WORK REQUIRED = Reproduce the listing below without changes, except that pictures are left out.

SUPPLIED MATERIAL =
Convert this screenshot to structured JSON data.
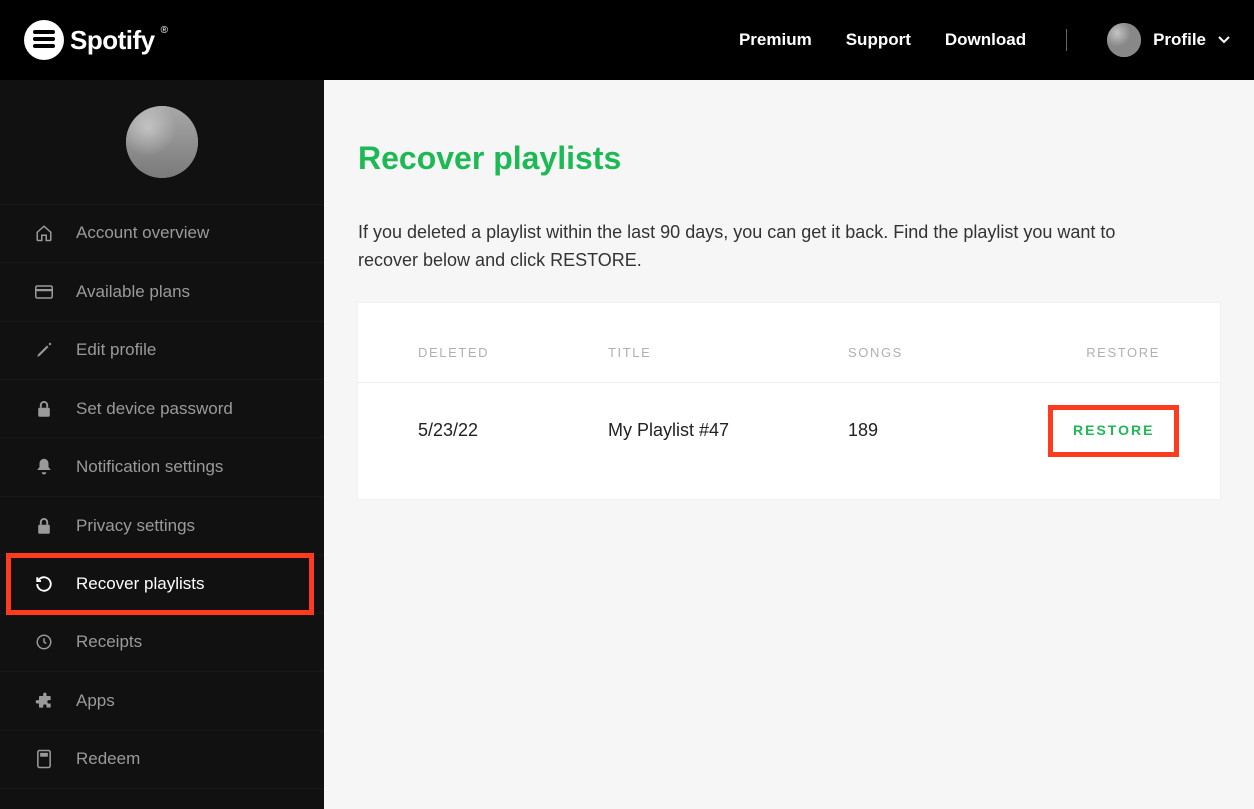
{
  "brand": {
    "name": "Spotify"
  },
  "header": {
    "nav": {
      "premium": "Premium",
      "support": "Support",
      "download": "Download"
    },
    "profile_label": "Profile"
  },
  "sidebar": {
    "items": [
      {
        "label": "Account overview",
        "icon": "home-icon"
      },
      {
        "label": "Available plans",
        "icon": "card-icon"
      },
      {
        "label": "Edit profile",
        "icon": "pencil-icon"
      },
      {
        "label": "Set device password",
        "icon": "lock-icon"
      },
      {
        "label": "Notification settings",
        "icon": "bell-icon"
      },
      {
        "label": "Privacy settings",
        "icon": "lock-icon"
      },
      {
        "label": "Recover playlists",
        "icon": "refresh-icon"
      },
      {
        "label": "Receipts",
        "icon": "clock-icon"
      },
      {
        "label": "Apps",
        "icon": "puzzle-icon"
      },
      {
        "label": "Redeem",
        "icon": "voucher-icon"
      }
    ]
  },
  "main": {
    "title": "Recover playlists",
    "description": "If you deleted a playlist within the last 90 days, you can get it back. Find the playlist you want to recover below and click RESTORE.",
    "table": {
      "columns": {
        "deleted": "DELETED",
        "title": "TITLE",
        "songs": "SONGS",
        "restore": "RESTORE"
      },
      "rows": [
        {
          "deleted": "5/23/22",
          "title": "My Playlist #47",
          "songs": "189",
          "restore_label": "RESTORE"
        }
      ]
    }
  }
}
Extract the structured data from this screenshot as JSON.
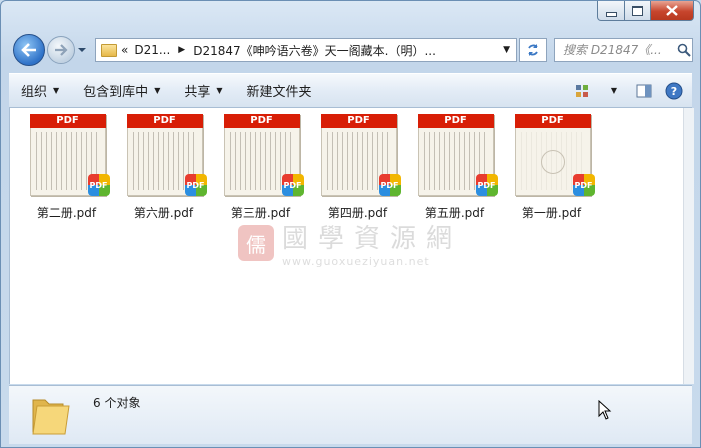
{
  "window": {
    "caption_buttons": {
      "minimize": "minimize",
      "maximize": "maximize",
      "close": "close"
    }
  },
  "address_bar": {
    "breadcrumb": [
      "D21...",
      "D21847《呻吟语六卷》天一阁藏本.（明）..."
    ],
    "overflow_marker": "«"
  },
  "search": {
    "placeholder": "搜索 D21847《...",
    "icon": "search-icon"
  },
  "toolbar": {
    "organize": "组织",
    "include_in_library": "包含到库中",
    "share": "共享",
    "new_folder": "新建文件夹"
  },
  "files": [
    {
      "name": "第二册.pdf",
      "banner": "PDF"
    },
    {
      "name": "第六册.pdf",
      "banner": "PDF"
    },
    {
      "name": "第三册.pdf",
      "banner": "PDF"
    },
    {
      "name": "第四册.pdf",
      "banner": "PDF"
    },
    {
      "name": "第五册.pdf",
      "banner": "PDF"
    },
    {
      "name": "第一册.pdf",
      "banner": "PDF"
    }
  ],
  "watermark": {
    "text": "國學資源網",
    "url": "www.guoxueziyuan.net",
    "logo": "儒"
  },
  "status": {
    "count_text": "6 个对象"
  },
  "colors": {
    "pdf_banner": "#d81e06",
    "window_chrome": "#c3d6ea",
    "close_button": "#c7452d"
  }
}
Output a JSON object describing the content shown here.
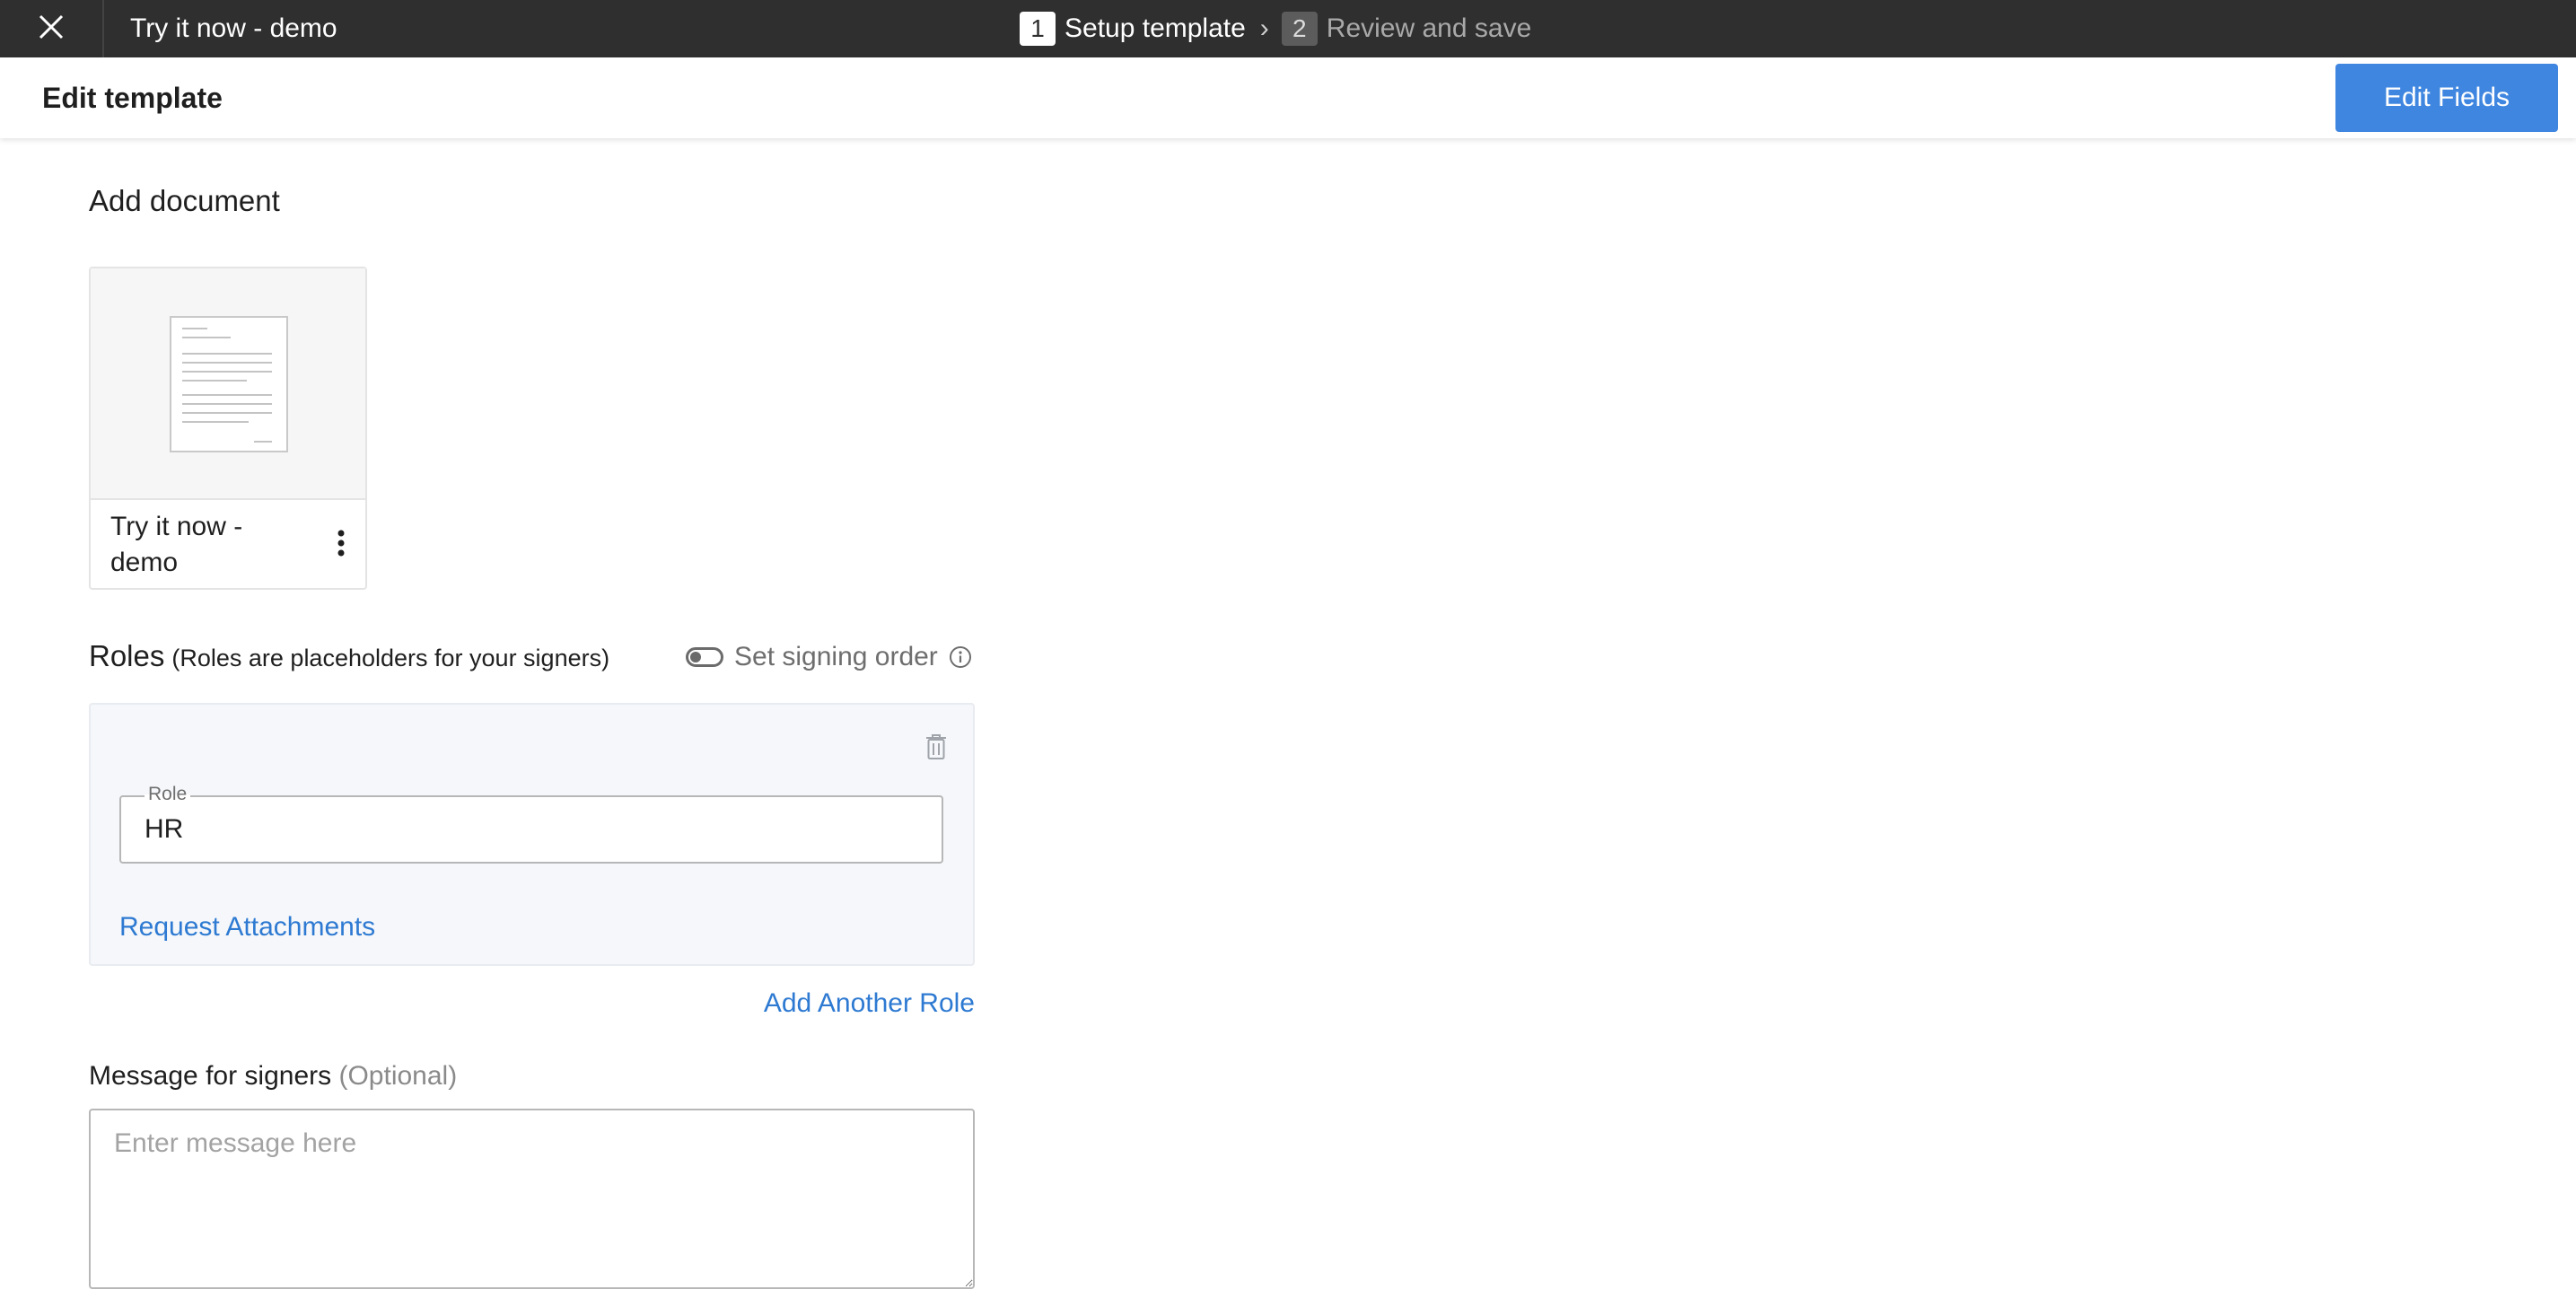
{
  "topbar": {
    "document_title": "Try it now - demo",
    "steps": [
      {
        "number": "1",
        "label": "Setup template"
      },
      {
        "number": "2",
        "label": "Review and save"
      }
    ],
    "step_separator": "›"
  },
  "header": {
    "title": "Edit template",
    "edit_fields_label": "Edit Fields"
  },
  "document_section": {
    "title": "Add document",
    "document_name": "Try it now - demo"
  },
  "roles": {
    "title": "Roles",
    "subtitle": "(Roles are placeholders for your signers)",
    "signing_order_label": "Set signing order",
    "signing_order_enabled": false,
    "items": [
      {
        "field_label": "Role",
        "value": "HR",
        "request_attachments_label": "Request Attachments"
      }
    ],
    "add_role_label": "Add Another Role"
  },
  "message": {
    "label": "Message for signers",
    "optional_label": "(Optional)",
    "placeholder": "Enter message here"
  },
  "icons": {
    "close": "close-icon",
    "kebab": "more-vertical-icon",
    "info": "info-icon",
    "trash": "trash-icon",
    "document": "document-thumbnail"
  },
  "colors": {
    "topbar_bg": "#2f2f2f",
    "primary": "#3f86e0",
    "link": "#2e7ad2",
    "role_card_bg": "#f5f7fa"
  }
}
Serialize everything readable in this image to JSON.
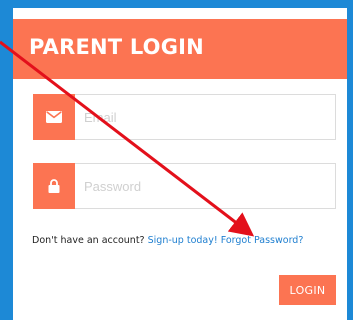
{
  "header": {
    "title": "PARENT LOGIN"
  },
  "form": {
    "email": {
      "placeholder": "Email",
      "value": "",
      "icon": "envelope-icon"
    },
    "password": {
      "placeholder": "Password",
      "value": "",
      "icon": "lock-icon"
    },
    "account_prompt": "Don't have an account?",
    "signup_link": "Sign-up today!",
    "forgot_link": "Forgot Password?",
    "login_button": "LOGIN"
  },
  "colors": {
    "accent": "#fc7452",
    "frame": "#1d89d6",
    "link": "#1f7fd0",
    "annotation_arrow": "#e3101b"
  }
}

SOLUTION TO THIS PROBLEM =
Convert this screenshot to structured JSON data.
{
  "brand": {
    "name": "Spotify"
  },
  "header": {
    "nav": {
      "premium": "Premium",
      "support": "Support",
      "download": "Download"
    },
    "profile_label": "Profile"
  },
  "sidebar": {
    "items": [
      {
        "label": "Account overview",
        "icon": "home-icon"
      },
      {
        "label": "Available plans",
        "icon": "card-icon"
      },
      {
        "label": "Edit profile",
        "icon": "pencil-icon"
      },
      {
        "label": "Set device password",
        "icon": "lock-icon"
      },
      {
        "label": "Notification settings",
        "icon": "bell-icon"
      },
      {
        "label": "Privacy settings",
        "icon": "lock-icon"
      },
      {
        "label": "Recover playlists",
        "icon": "refresh-icon"
      },
      {
        "label": "Receipts",
        "icon": "clock-icon"
      },
      {
        "label": "Apps",
        "icon": "puzzle-icon"
      },
      {
        "label": "Redeem",
        "icon": "voucher-icon"
      }
    ]
  },
  "main": {
    "title": "Recover playlists",
    "description": "If you deleted a playlist within the last 90 days, you can get it back. Find the playlist you want to recover below and click RESTORE.",
    "table": {
      "columns": {
        "deleted": "DELETED",
        "title": "TITLE",
        "songs": "SONGS",
        "restore": "RESTORE"
      },
      "rows": [
        {
          "deleted": "5/23/22",
          "title": "My Playlist #47",
          "songs": "189",
          "restore_label": "RESTORE"
        }
      ]
    }
  }
}
Extract the structured data from this screenshot as JSON.
{
  "window": {
    "caption_buttons": {
      "minimize": "minimize",
      "maximize": "maximize",
      "close": "close"
    }
  },
  "address_bar": {
    "breadcrumb": [
      "D21...",
      "D21847《呻吟语六卷》天一阁藏本.（明）..."
    ],
    "overflow_marker": "«"
  },
  "search": {
    "placeholder": "搜索 D21847《...",
    "icon": "search-icon"
  },
  "toolbar": {
    "organize": "组织",
    "include_in_library": "包含到库中",
    "share": "共享",
    "new_folder": "新建文件夹"
  },
  "files": [
    {
      "name": "第二册.pdf",
      "banner": "PDF"
    },
    {
      "name": "第六册.pdf",
      "banner": "PDF"
    },
    {
      "name": "第三册.pdf",
      "banner": "PDF"
    },
    {
      "name": "第四册.pdf",
      "banner": "PDF"
    },
    {
      "name": "第五册.pdf",
      "banner": "PDF"
    },
    {
      "name": "第一册.pdf",
      "banner": "PDF"
    }
  ],
  "watermark": {
    "text": "國學資源網",
    "url": "www.guoxueziyuan.net",
    "logo": "儒"
  },
  "status": {
    "count_text": "6 个对象"
  },
  "colors": {
    "pdf_banner": "#d81e06",
    "window_chrome": "#c3d6ea",
    "close_button": "#c7452d"
  }
}
Output a JSON object describing the content shown here.
{
  "topbar": {
    "document_title": "Try it now - demo",
    "steps": [
      {
        "number": "1",
        "label": "Setup template"
      },
      {
        "number": "2",
        "label": "Review and save"
      }
    ],
    "step_separator": "›"
  },
  "header": {
    "title": "Edit template",
    "edit_fields_label": "Edit Fields"
  },
  "document_section": {
    "title": "Add document",
    "document_name": "Try it now - demo"
  },
  "roles": {
    "title": "Roles",
    "subtitle": "(Roles are placeholders for your signers)",
    "signing_order_label": "Set signing order",
    "signing_order_enabled": false,
    "items": [
      {
        "field_label": "Role",
        "value": "HR",
        "request_attachments_label": "Request Attachments"
      }
    ],
    "add_role_label": "Add Another Role"
  },
  "message": {
    "label": "Message for signers",
    "optional_label": "(Optional)",
    "placeholder": "Enter message here"
  },
  "icons": {
    "close": "close-icon",
    "kebab": "more-vertical-icon",
    "info": "info-icon",
    "trash": "trash-icon",
    "document": "document-thumbnail"
  },
  "colors": {
    "topbar_bg": "#2f2f2f",
    "primary": "#3f86e0",
    "link": "#2e7ad2",
    "role_card_bg": "#f5f7fa"
  }
}
Serialize everything readable in this image to JSON.
{
  "header": {
    "title": "PARENT LOGIN"
  },
  "form": {
    "email": {
      "placeholder": "Email",
      "value": "",
      "icon": "envelope-icon"
    },
    "password": {
      "placeholder": "Password",
      "value": "",
      "icon": "lock-icon"
    },
    "account_prompt": "Don't have an account?",
    "signup_link": "Sign-up today!",
    "forgot_link": "Forgot Password?",
    "login_button": "LOGIN"
  },
  "colors": {
    "accent": "#fc7452",
    "frame": "#1d89d6",
    "link": "#1f7fd0",
    "annotation_arrow": "#e3101b"
  }
}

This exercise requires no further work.